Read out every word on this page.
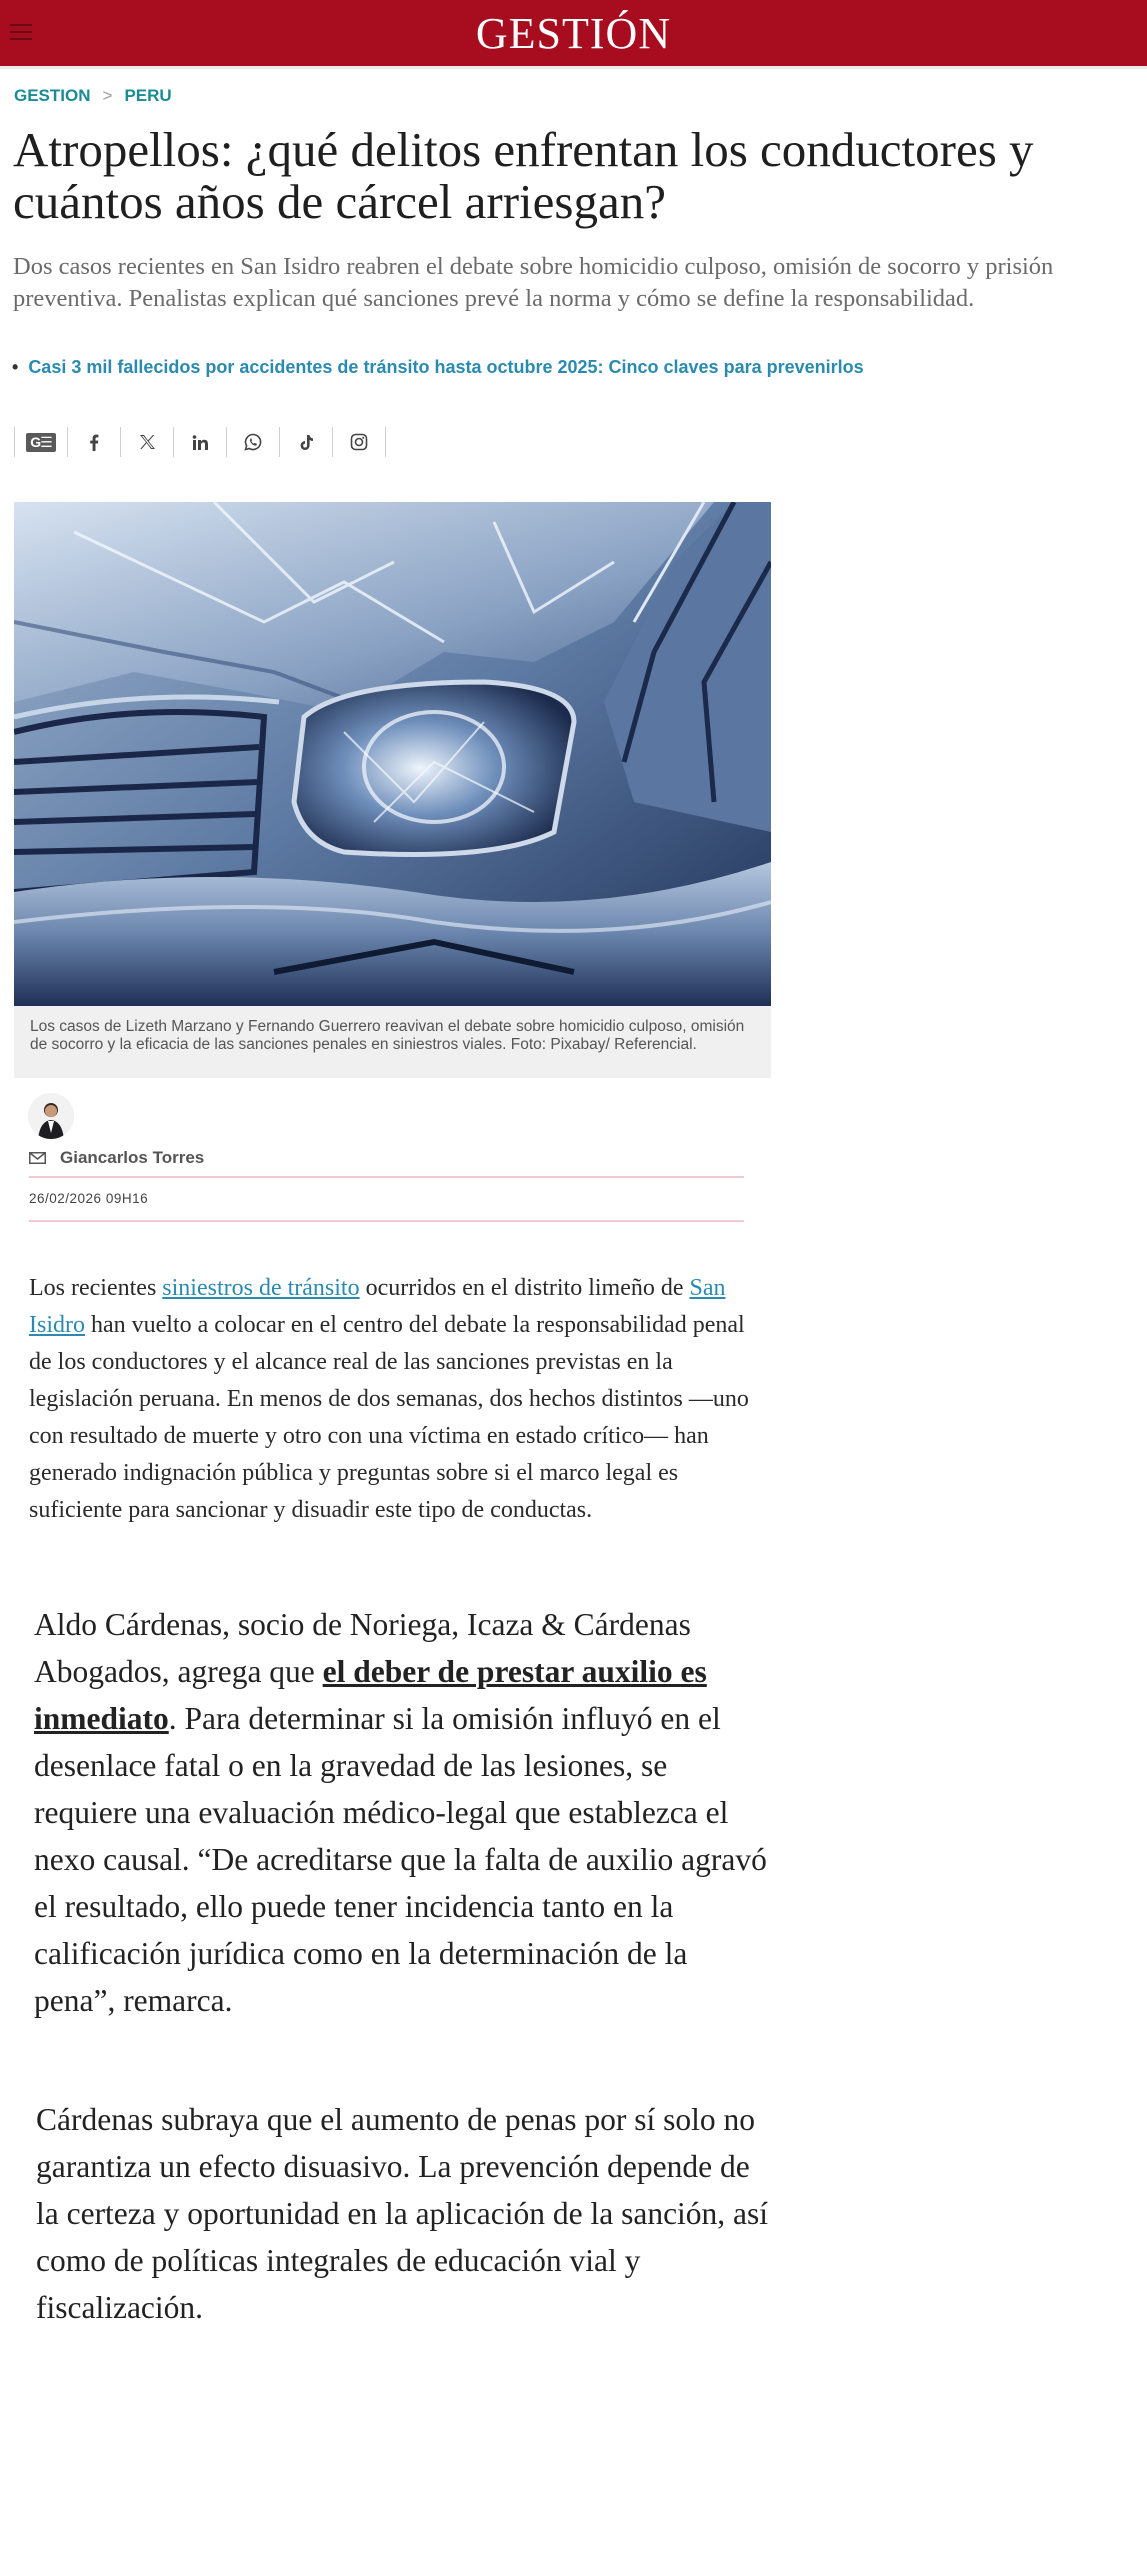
GESTIÓN
GESTION > PERU
Atropellos: ¿qué delitos enfrentan los conductores y cuántos años de cárcel arriesgan?

Dos casos recientes en San Isidro reabren el debate sobre homicidio culposo, omisión de socorro y prisión preventiva. Penalistas explican qué sanciones prevé la norma y cómo se define la responsabilidad.

• Casi 3 mil fallecidos por accidentes de tránsito hasta octubre 2025: Cinco claves para prevenirlos
G☰
Los casos de Lizeth Marzano y Fernando Guerrero reavivan el debate sobre homicidio culposo, omisión de socorro y la eficacia de las sanciones penales en siniestros viales. Foto: Pixabay/ Referencial.
Giancarlos Torres
26/02/2026 09H16

Los recientes siniestros de tránsito ocurridos en el distrito limeño de San Isidro han vuelto a colocar en el centro del debate la responsabilidad penal de los conductores y el alcance real de las sanciones previstas en la legislación peruana. En menos de dos semanas, dos hechos distintos —uno con resultado de muerte y otro con una víctima en estado crítico— han generado indignación pública y preguntas sobre si el marco legal es suficiente para sancionar y disuadir este tipo de conductas.

Aldo Cárdenas, socio de Noriega, Icaza & Cárdenas Abogados, agrega que el deber de prestar auxilio es inmediato. Para determinar si la omisión influyó en el desenlace fatal o en la gravedad de las lesiones, se requiere una evaluación médico-legal que establezca el nexo causal. “De acreditarse que la falta de auxilio agravó el resultado, ello puede tener incidencia tanto en la calificación jurídica como en la determinación de la pena”, remarca.

Cárdenas subraya que el aumento de penas por sí solo no garantiza un efecto disuasivo. La prevención depende de la certeza y oportunidad en la aplicación de la sanción, así como de políticas integrales de educación vial y fiscalización.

# Exercise directions
Using the listing above, work out how many of its lines include "como", and give only the result.

# Written response
2